### STATED PROBLEM
Print the listing below exactly.

### MATERIAL FOR THIS EXERCISE
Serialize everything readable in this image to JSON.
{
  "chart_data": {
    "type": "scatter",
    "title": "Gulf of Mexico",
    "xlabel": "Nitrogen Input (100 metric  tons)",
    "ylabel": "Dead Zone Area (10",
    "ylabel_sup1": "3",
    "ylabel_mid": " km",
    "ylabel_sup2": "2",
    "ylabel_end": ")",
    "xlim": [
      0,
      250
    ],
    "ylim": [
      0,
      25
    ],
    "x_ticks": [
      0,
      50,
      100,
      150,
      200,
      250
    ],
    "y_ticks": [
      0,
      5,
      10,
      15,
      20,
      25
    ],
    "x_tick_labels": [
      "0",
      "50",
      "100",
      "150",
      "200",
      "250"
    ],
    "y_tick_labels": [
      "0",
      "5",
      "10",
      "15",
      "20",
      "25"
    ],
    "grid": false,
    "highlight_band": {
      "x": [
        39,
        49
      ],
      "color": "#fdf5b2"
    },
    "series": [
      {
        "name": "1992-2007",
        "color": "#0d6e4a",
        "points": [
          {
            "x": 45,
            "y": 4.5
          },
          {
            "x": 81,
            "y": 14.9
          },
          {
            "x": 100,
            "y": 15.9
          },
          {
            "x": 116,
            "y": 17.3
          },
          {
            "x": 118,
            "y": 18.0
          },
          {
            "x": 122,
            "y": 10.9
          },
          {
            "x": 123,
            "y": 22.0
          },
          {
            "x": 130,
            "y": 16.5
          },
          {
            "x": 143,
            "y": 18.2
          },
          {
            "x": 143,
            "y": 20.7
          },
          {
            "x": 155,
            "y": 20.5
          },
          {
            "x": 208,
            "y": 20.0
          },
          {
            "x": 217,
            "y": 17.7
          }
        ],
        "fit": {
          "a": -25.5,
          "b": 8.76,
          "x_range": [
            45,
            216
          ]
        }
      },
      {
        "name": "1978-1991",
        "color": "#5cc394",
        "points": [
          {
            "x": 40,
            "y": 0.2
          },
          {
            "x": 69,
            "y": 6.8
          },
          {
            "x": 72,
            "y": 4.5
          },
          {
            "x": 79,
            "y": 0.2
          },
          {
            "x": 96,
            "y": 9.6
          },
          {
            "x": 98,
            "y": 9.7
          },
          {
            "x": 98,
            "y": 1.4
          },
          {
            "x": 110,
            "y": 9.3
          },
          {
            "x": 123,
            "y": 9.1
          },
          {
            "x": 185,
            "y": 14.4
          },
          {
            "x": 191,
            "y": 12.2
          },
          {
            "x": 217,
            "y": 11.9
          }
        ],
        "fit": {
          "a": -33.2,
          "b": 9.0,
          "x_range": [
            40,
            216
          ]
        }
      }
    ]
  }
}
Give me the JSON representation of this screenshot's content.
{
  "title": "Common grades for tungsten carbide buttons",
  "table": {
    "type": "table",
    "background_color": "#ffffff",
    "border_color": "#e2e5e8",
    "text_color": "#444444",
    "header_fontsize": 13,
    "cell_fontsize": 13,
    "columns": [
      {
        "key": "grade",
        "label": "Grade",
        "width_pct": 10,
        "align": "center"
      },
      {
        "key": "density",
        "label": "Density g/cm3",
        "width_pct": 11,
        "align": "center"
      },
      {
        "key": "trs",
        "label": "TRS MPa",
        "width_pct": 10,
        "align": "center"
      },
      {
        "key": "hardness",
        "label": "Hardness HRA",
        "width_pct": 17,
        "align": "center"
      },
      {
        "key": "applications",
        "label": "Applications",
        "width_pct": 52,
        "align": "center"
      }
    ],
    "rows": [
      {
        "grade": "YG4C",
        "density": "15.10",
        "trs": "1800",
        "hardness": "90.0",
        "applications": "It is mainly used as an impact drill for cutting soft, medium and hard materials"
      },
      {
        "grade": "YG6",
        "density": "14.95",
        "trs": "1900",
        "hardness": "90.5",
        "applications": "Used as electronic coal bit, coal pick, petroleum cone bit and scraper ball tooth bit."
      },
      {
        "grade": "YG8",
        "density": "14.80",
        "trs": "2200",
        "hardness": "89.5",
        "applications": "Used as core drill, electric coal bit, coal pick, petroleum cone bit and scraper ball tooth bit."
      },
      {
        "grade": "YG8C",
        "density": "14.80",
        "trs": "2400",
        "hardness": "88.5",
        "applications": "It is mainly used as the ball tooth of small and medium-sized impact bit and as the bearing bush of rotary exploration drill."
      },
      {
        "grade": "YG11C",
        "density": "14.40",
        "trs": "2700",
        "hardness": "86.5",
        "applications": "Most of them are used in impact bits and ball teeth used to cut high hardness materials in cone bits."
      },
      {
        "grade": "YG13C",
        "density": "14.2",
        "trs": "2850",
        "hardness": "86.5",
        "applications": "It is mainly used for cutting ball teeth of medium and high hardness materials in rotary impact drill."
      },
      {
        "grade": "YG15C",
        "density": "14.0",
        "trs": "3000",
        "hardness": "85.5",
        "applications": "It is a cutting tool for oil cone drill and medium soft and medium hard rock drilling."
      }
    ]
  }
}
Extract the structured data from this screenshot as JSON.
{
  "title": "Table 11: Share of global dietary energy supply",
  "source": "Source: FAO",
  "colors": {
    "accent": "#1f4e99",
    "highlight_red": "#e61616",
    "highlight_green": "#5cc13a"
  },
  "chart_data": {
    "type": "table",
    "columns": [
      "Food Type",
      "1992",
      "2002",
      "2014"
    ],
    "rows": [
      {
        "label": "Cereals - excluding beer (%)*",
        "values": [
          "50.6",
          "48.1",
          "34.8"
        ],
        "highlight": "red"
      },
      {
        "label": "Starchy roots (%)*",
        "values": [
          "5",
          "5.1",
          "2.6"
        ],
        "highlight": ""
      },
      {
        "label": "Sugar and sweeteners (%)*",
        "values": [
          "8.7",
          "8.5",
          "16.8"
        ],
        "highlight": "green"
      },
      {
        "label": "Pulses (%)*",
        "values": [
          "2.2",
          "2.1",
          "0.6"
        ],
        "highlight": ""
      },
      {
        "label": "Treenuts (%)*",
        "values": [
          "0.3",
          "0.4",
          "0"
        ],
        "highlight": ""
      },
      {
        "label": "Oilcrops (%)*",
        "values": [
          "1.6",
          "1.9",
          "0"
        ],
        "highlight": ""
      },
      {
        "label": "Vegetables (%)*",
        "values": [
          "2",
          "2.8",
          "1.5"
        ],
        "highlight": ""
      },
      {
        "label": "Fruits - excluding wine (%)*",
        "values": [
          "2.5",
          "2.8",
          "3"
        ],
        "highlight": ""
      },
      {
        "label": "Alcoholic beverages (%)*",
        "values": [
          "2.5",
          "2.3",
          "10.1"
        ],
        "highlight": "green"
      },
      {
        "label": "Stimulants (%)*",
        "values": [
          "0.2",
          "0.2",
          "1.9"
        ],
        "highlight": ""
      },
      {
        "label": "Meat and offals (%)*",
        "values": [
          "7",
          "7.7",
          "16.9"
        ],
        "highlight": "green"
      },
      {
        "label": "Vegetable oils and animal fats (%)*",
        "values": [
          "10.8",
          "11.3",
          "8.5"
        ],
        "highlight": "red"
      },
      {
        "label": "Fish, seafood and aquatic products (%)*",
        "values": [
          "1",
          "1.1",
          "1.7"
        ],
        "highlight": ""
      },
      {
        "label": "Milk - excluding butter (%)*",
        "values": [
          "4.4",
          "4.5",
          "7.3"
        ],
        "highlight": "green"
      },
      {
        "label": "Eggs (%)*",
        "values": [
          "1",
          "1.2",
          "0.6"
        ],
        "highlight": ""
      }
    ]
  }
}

### THE SOLUTION
Serialize everything readable in this image to JSON.
{
  "chart_data": {
    "type": "scatter",
    "title": "Gulf of Mexico",
    "xlabel": "Nitrogen Input (100 metric  tons)",
    "ylabel": "Dead Zone Area (10",
    "ylabel_sup1": "3",
    "ylabel_mid": " km",
    "ylabel_sup2": "2",
    "ylabel_end": ")",
    "xlim": [
      0,
      250
    ],
    "ylim": [
      0,
      25
    ],
    "x_ticks": [
      0,
      50,
      100,
      150,
      200,
      250
    ],
    "y_ticks": [
      0,
      5,
      10,
      15,
      20,
      25
    ],
    "x_tick_labels": [
      "0",
      "50",
      "100",
      "150",
      "200",
      "250"
    ],
    "y_tick_labels": [
      "0",
      "5",
      "10",
      "15",
      "20",
      "25"
    ],
    "grid": false,
    "highlight_band": {
      "x": [
        39,
        49
      ],
      "color": "#fdf5b2"
    },
    "series": [
      {
        "name": "1992-2007",
        "color": "#0d6e4a",
        "points": [
          {
            "x": 45,
            "y": 4.5
          },
          {
            "x": 81,
            "y": 14.9
          },
          {
            "x": 100,
            "y": 15.9
          },
          {
            "x": 116,
            "y": 17.3
          },
          {
            "x": 118,
            "y": 18.0
          },
          {
            "x": 122,
            "y": 10.9
          },
          {
            "x": 123,
            "y": 22.0
          },
          {
            "x": 130,
            "y": 16.5
          },
          {
            "x": 143,
            "y": 18.2
          },
          {
            "x": 143,
            "y": 20.7
          },
          {
            "x": 155,
            "y": 20.5
          },
          {
            "x": 208,
            "y": 20.0
          },
          {
            "x": 217,
            "y": 17.7
          }
        ],
        "fit": {
          "a": -25.5,
          "b": 8.76,
          "x_range": [
            45,
            216
          ]
        }
      },
      {
        "name": "1978-1991",
        "color": "#5cc394",
        "points": [
          {
            "x": 40,
            "y": 0.2
          },
          {
            "x": 69,
            "y": 6.8
          },
          {
            "x": 72,
            "y": 4.5
          },
          {
            "x": 79,
            "y": 0.2
          },
          {
            "x": 96,
            "y": 9.6
          },
          {
            "x": 98,
            "y": 9.7
          },
          {
            "x": 98,
            "y": 1.4
          },
          {
            "x": 110,
            "y": 9.3
          },
          {
            "x": 123,
            "y": 9.1
          },
          {
            "x": 185,
            "y": 14.4
          },
          {
            "x": 191,
            "y": 12.2
          },
          {
            "x": 217,
            "y": 11.9
          }
        ],
        "fit": {
          "a": -33.2,
          "b": 9.0,
          "x_range": [
            40,
            216
          ]
        }
      }
    ]
  }
}
Give me the JSON representation of this screenshot's content.
{
  "title": "Common grades for tungsten carbide buttons",
  "table": {
    "type": "table",
    "background_color": "#ffffff",
    "border_color": "#e2e5e8",
    "text_color": "#444444",
    "header_fontsize": 13,
    "cell_fontsize": 13,
    "columns": [
      {
        "key": "grade",
        "label": "Grade",
        "width_pct": 10,
        "align": "center"
      },
      {
        "key": "density",
        "label": "Density g/cm3",
        "width_pct": 11,
        "align": "center"
      },
      {
        "key": "trs",
        "label": "TRS MPa",
        "width_pct": 10,
        "align": "center"
      },
      {
        "key": "hardness",
        "label": "Hardness HRA",
        "width_pct": 17,
        "align": "center"
      },
      {
        "key": "applications",
        "label": "Applications",
        "width_pct": 52,
        "align": "center"
      }
    ],
    "rows": [
      {
        "grade": "YG4C",
        "density": "15.10",
        "trs": "1800",
        "hardness": "90.0",
        "applications": "It is mainly used as an impact drill for cutting soft, medium and hard materials"
      },
      {
        "grade": "YG6",
        "density": "14.95",
        "trs": "1900",
        "hardness": "90.5",
        "applications": "Used as electronic coal bit, coal pick, petroleum cone bit and scraper ball tooth bit."
      },
      {
        "grade": "YG8",
        "density": "14.80",
        "trs": "2200",
        "hardness": "89.5",
        "applications": "Used as core drill, electric coal bit, coal pick, petroleum cone bit and scraper ball tooth bit."
      },
      {
        "grade": "YG8C",
        "density": "14.80",
        "trs": "2400",
        "hardness": "88.5",
        "applications": "It is mainly used as the ball tooth of small and medium-sized impact bit and as the bearing bush of rotary exploration drill."
      },
      {
        "grade": "YG11C",
        "density": "14.40",
        "trs": "2700",
        "hardness": "86.5",
        "applications": "Most of them are used in impact bits and ball teeth used to cut high hardness materials in cone bits."
      },
      {
        "grade": "YG13C",
        "density": "14.2",
        "trs": "2850",
        "hardness": "86.5",
        "applications": "It is mainly used for cutting ball teeth of medium and high hardness materials in rotary impact drill."
      },
      {
        "grade": "YG15C",
        "density": "14.0",
        "trs": "3000",
        "hardness": "85.5",
        "applications": "It is a cutting tool for oil cone drill and medium soft and medium hard rock drilling."
      }
    ]
  }
}
Extract the structured data from this screenshot as JSON.
{
  "title": "Table 11: Share of global dietary energy supply",
  "source": "Source: FAO",
  "colors": {
    "accent": "#1f4e99",
    "highlight_red": "#e61616",
    "highlight_green": "#5cc13a"
  },
  "chart_data": {
    "type": "table",
    "columns": [
      "Food Type",
      "1992",
      "2002",
      "2014"
    ],
    "rows": [
      {
        "label": "Cereals - excluding beer (%)*",
        "values": [
          "50.6",
          "48.1",
          "34.8"
        ],
        "highlight": "red"
      },
      {
        "label": "Starchy roots (%)*",
        "values": [
          "5",
          "5.1",
          "2.6"
        ],
        "highlight": ""
      },
      {
        "label": "Sugar and sweeteners (%)*",
        "values": [
          "8.7",
          "8.5",
          "16.8"
        ],
        "highlight": "green"
      },
      {
        "label": "Pulses (%)*",
        "values": [
          "2.2",
          "2.1",
          "0.6"
        ],
        "highlight": ""
      },
      {
        "label": "Treenuts (%)*",
        "values": [
          "0.3",
          "0.4",
          "0"
        ],
        "highlight": ""
      },
      {
        "label": "Oilcrops (%)*",
        "values": [
          "1.6",
          "1.9",
          "0"
        ],
        "highlight": ""
      },
      {
        "label": "Vegetables (%)*",
        "values": [
          "2",
          "2.8",
          "1.5"
        ],
        "highlight": ""
      },
      {
        "label": "Fruits - excluding wine (%)*",
        "values": [
          "2.5",
          "2.8",
          "3"
        ],
        "highlight": ""
      },
      {
        "label": "Alcoholic beverages (%)*",
        "values": [
          "2.5",
          "2.3",
          "10.1"
        ],
        "highlight": "green"
      },
      {
        "label": "Stimulants (%)*",
        "values": [
          "0.2",
          "0.2",
          "1.9"
        ],
        "highlight": ""
      },
      {
        "label": "Meat and offals (%)*",
        "values": [
          "7",
          "7.7",
          "16.9"
        ],
        "highlight": "green"
      },
      {
        "label": "Vegetable oils and animal fats (%)*",
        "values": [
          "10.8",
          "11.3",
          "8.5"
        ],
        "highlight": "red"
      },
      {
        "label": "Fish, seafood and aquatic products (%)*",
        "values": [
          "1",
          "1.1",
          "1.7"
        ],
        "highlight": ""
      },
      {
        "label": "Milk - excluding butter (%)*",
        "values": [
          "4.4",
          "4.5",
          "7.3"
        ],
        "highlight": "green"
      },
      {
        "label": "Eggs (%)*",
        "values": [
          "1",
          "1.2",
          "0.6"
        ],
        "highlight": ""
      }
    ]
  }
}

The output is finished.